◆ **Task instructions**
Report how many lines in the records below contain the word "Isotonic". Give only the number.

◆ **Excerpted data**

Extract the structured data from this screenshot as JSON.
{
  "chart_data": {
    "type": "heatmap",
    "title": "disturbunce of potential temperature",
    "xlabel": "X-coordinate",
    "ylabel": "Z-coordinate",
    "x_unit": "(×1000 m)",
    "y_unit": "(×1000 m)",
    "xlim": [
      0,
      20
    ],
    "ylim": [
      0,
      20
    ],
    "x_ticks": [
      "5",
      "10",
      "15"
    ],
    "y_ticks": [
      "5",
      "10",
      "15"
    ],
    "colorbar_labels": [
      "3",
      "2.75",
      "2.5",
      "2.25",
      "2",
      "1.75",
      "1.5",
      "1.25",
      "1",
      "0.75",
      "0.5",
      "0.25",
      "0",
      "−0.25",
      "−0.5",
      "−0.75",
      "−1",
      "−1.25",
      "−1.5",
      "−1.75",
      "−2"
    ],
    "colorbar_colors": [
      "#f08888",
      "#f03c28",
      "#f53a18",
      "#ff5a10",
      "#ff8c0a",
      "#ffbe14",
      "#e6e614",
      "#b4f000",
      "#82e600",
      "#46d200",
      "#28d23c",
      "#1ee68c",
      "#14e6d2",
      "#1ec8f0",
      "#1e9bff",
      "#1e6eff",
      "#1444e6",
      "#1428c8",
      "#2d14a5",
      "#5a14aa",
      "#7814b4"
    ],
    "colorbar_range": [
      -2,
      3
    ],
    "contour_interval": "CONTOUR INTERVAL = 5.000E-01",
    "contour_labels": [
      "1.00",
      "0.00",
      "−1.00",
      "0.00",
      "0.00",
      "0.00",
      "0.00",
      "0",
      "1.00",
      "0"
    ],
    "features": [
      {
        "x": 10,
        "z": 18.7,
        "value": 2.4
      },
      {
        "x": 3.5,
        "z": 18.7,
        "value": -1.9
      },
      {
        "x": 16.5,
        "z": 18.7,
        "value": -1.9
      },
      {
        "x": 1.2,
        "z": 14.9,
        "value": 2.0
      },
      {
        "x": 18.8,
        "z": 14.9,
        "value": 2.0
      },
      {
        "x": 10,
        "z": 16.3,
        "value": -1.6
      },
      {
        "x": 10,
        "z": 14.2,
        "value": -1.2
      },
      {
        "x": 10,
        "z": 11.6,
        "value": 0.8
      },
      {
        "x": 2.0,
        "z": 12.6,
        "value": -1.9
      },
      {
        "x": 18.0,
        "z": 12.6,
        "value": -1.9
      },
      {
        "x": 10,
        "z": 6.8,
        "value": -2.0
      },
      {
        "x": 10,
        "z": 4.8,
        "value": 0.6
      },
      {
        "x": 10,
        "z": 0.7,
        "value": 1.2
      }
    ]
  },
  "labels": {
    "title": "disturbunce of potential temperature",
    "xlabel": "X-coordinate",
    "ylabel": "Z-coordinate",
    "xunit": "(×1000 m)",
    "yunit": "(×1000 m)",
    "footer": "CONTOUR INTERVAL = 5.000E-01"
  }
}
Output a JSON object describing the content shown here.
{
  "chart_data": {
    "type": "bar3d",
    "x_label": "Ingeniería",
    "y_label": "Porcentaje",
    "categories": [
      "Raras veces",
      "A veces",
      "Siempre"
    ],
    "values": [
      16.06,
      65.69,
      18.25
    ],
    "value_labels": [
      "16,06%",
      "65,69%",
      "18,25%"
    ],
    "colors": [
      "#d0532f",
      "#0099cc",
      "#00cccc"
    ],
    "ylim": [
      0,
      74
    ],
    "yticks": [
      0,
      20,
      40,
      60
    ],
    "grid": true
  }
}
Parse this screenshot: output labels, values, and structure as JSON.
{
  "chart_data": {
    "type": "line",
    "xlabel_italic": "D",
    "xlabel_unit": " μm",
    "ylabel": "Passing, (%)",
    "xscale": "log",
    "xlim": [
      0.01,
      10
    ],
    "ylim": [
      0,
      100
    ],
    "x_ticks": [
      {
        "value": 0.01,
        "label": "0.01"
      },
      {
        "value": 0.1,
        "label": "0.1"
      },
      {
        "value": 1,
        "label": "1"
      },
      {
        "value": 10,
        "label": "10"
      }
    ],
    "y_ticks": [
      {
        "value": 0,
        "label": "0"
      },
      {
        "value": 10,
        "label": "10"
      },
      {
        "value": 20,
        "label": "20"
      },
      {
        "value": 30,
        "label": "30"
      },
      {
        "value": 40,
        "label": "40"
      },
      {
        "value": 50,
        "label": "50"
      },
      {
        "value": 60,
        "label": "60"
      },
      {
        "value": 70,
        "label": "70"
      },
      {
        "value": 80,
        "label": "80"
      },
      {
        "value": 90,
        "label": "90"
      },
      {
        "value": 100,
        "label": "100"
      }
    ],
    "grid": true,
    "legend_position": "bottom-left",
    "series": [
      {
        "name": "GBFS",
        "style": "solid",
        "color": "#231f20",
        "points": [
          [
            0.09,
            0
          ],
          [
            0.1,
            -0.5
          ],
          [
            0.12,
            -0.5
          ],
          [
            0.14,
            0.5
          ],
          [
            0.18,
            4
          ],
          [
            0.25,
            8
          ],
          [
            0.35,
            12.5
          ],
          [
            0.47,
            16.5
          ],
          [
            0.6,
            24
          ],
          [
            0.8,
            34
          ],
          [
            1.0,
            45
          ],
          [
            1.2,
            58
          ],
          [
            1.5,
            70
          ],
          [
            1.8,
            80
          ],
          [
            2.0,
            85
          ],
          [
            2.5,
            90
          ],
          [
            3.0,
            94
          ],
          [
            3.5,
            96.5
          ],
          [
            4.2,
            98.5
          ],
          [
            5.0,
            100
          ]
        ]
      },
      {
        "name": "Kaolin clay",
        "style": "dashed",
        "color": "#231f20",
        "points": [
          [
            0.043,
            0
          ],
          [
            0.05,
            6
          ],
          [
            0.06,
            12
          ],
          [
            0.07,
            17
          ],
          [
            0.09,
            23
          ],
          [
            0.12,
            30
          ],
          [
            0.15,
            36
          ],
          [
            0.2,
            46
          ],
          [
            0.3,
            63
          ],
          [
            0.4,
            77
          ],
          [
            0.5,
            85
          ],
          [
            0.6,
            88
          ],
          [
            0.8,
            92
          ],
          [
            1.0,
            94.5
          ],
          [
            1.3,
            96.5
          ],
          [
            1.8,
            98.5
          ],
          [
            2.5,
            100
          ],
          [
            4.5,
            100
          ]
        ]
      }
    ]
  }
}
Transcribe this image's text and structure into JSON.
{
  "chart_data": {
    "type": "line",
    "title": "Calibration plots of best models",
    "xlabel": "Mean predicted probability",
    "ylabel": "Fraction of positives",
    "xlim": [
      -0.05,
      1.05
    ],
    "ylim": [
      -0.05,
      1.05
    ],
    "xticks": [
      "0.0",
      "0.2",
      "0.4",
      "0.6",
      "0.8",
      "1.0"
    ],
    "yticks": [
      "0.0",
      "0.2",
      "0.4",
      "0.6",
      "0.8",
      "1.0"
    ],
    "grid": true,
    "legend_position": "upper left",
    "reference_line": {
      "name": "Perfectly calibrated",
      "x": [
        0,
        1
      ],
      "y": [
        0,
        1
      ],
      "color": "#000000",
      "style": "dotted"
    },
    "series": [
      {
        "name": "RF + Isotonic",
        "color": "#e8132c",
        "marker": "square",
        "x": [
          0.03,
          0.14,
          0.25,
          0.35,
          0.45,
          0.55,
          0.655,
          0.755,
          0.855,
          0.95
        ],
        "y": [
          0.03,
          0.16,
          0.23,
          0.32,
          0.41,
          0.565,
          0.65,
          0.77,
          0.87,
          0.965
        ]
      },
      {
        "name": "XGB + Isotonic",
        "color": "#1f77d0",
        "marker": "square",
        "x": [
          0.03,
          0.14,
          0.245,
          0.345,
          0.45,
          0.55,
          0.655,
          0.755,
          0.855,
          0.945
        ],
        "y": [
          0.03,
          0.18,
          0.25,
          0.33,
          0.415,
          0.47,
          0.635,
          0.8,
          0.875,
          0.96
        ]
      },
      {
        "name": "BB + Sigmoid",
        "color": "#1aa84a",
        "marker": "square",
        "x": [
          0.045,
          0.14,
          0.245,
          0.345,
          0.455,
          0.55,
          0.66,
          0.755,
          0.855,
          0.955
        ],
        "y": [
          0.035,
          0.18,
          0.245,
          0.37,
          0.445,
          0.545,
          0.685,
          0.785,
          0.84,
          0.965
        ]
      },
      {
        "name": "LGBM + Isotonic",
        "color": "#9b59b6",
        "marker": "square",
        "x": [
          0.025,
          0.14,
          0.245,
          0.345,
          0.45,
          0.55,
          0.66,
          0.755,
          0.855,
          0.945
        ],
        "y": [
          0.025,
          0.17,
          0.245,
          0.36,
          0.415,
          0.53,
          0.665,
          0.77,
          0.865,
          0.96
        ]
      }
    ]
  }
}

◆ **Response to this exercise**
3